Reproduce the listing exactly and skip over any pictures.

**Recorded information:**
- - -

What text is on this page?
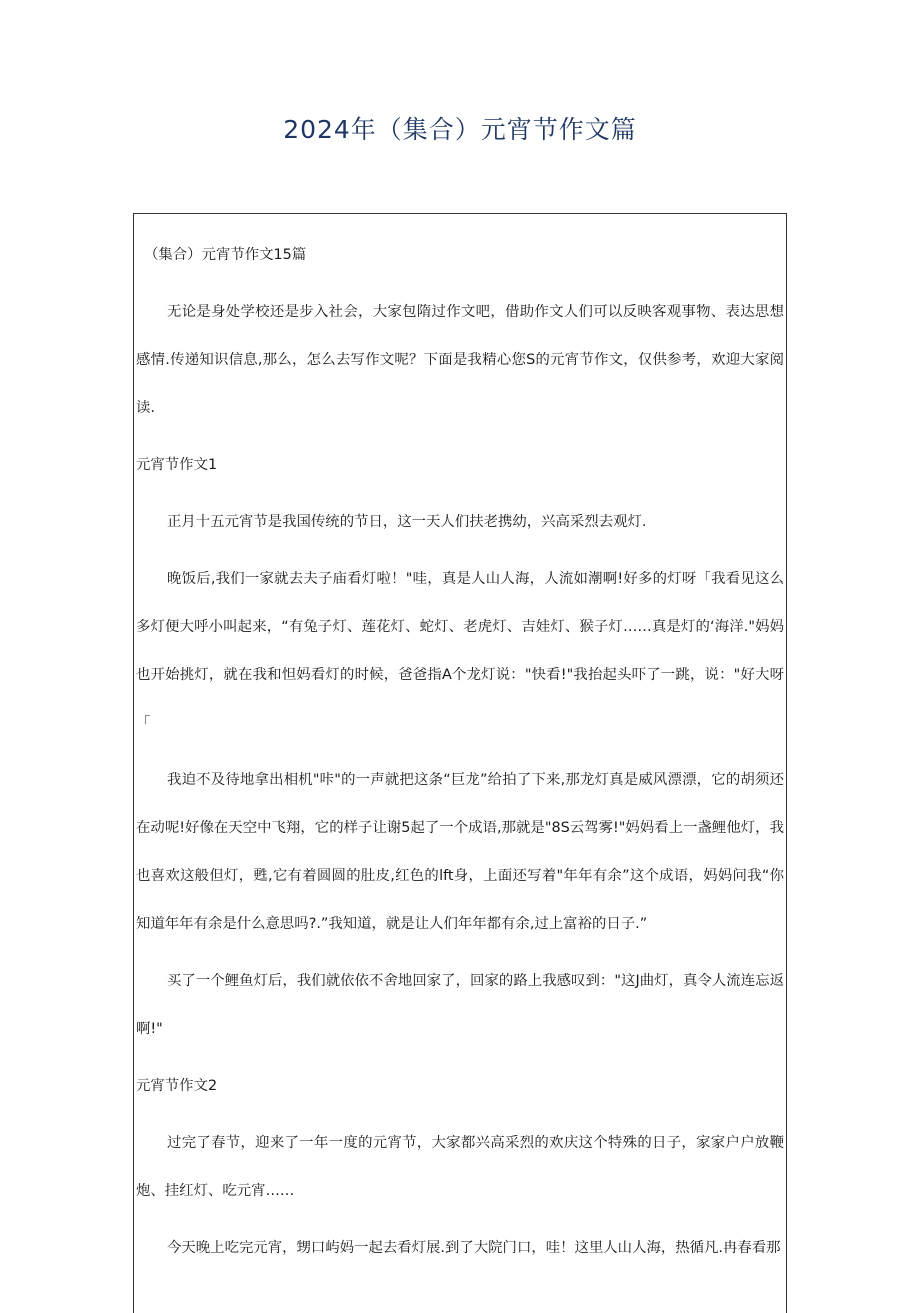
2024年（集合）元宵节作文篇

（集合）元宵节作文15篇

无论是身处学校还是步入社会，大家包隋过作文吧，借助作文人们可以反映客观事物、表达思想感情.传递知识信息,那么，怎么去写作文呢？下面是我精心您S的元宵节作文，仅供参考，欢迎大家阅读.

元宵节作文1

正月十五元宵节是我国传统的节日，这一天人们扶老携幼，兴高采烈去观灯.

晚饭后,我们一家就去夫子庙看灯啦！"哇，真是人山人海，人流如潮啊!好多的灯呀「我看见这么多灯便大呼小叫起来，“有兔子灯、莲花灯、蛇灯、老虎灯、吉娃灯、猴子灯……真是灯的‘海洋."妈妈也开始挑灯，就在我和怛妈看灯的时候，爸爸指A个龙灯说："快看!"我抬起头吓了一跳，说："好大呀「

我迫不及待地拿出相机"咔"的一声就把这条“巨龙”给拍了下来,那龙灯真是威风漂漂，它的胡须还在动呢!好像在天空中飞翔，它的样子让谢5起了一个成语,那就是"8S云驾雾!"妈妈看上一盏鲤他灯，我也喜欢这般但灯，甦,它有着圆圆的肚皮,红色的lft身，上面还写着"年年有余”这个成语，妈妈问我“你知道年年有余是什么意思吗?.”我知道，就是让人们年年都有余,过上富裕的日子.”

买了一个鲤鱼灯后，我们就依依不舍地回家了，回家的路上我感叹到："这J曲灯，真令人流连忘返啊!"

元宵节作文2

过完了春节，迎来了一年一度的元宵节，大家都兴高采烈的欢庆这个特殊的日子，家家户户放鞭炮、挂红灯、吃元宵……

今天晚上吃完元宵，甥口屿妈一起去看灯展.到了大院门口，哇！这里人山人海，热循凡.冉春看那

- - -

**Final result:**
What text is on this page?
2024年（集合）元宵节作文篇

（集合）元宵节作文15篇

无论是身处学校还是步入社会，大家包隋过作文吧，借助作文人们可以反映客观事物、表达思想感情.传递知识信息,那么，怎么去写作文呢？下面是我精心您S的元宵节作文，仅供参考，欢迎大家阅读.

元宵节作文1

正月十五元宵节是我国传统的节日，这一天人们扶老携幼，兴高采烈去观灯.

晚饭后,我们一家就去夫子庙看灯啦！"哇，真是人山人海，人流如潮啊!好多的灯呀「我看见这么多灯便大呼小叫起来，“有兔子灯、莲花灯、蛇灯、老虎灯、吉娃灯、猴子灯……真是灯的‘海洋."妈妈也开始挑灯，就在我和怛妈看灯的时候，爸爸指A个龙灯说："快看!"我抬起头吓了一跳，说："好大呀「

我迫不及待地拿出相机"咔"的一声就把这条“巨龙”给拍了下来,那龙灯真是威风漂漂，它的胡须还在动呢!好像在天空中飞翔，它的样子让谢5起了一个成语,那就是"8S云驾雾!"妈妈看上一盏鲤他灯，我也喜欢这般但灯，甦,它有着圆圆的肚皮,红色的lft身，上面还写着"年年有余”这个成语，妈妈问我“你知道年年有余是什么意思吗?.”我知道，就是让人们年年都有余,过上富裕的日子.”

买了一个鲤鱼灯后，我们就依依不舍地回家了，回家的路上我感叹到："这J曲灯，真令人流连忘返啊!"

元宵节作文2

过完了春节，迎来了一年一度的元宵节，大家都兴高采烈的欢庆这个特殊的日子，家家户户放鞭炮、挂红灯、吃元宵……

今天晚上吃完元宵，甥口屿妈一起去看灯展.到了大院门口，哇！这里人山人海，热循凡.冉春看那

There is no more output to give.